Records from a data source

________________________

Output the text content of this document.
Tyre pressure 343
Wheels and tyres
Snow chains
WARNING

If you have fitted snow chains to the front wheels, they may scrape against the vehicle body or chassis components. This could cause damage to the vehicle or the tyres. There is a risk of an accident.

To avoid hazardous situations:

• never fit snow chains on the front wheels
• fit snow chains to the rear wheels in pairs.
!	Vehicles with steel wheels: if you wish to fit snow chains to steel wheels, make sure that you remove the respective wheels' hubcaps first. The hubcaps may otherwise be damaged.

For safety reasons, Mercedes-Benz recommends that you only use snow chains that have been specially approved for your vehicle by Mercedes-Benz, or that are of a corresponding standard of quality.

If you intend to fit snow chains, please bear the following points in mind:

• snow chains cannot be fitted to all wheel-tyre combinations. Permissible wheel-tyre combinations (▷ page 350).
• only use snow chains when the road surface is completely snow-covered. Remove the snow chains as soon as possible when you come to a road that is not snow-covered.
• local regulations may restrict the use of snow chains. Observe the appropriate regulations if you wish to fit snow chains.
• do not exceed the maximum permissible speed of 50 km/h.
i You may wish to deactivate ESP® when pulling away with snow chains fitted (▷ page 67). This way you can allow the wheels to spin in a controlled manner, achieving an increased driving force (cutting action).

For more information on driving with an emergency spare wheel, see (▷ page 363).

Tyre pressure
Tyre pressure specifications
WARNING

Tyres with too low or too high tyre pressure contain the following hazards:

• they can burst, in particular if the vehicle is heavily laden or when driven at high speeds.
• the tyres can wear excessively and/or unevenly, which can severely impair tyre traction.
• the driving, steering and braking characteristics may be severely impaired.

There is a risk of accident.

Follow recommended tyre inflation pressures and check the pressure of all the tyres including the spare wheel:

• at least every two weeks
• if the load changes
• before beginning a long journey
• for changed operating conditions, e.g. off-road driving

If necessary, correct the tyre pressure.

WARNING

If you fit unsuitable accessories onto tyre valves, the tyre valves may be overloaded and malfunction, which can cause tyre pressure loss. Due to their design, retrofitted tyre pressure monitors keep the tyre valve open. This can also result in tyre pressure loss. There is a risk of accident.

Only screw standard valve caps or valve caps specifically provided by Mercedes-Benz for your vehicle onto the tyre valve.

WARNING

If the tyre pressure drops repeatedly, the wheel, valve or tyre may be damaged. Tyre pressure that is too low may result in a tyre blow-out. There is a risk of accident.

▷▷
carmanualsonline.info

________________________

Work out how many lines of the material above contain the word "high", then give only that figure.

OUTPUT:
2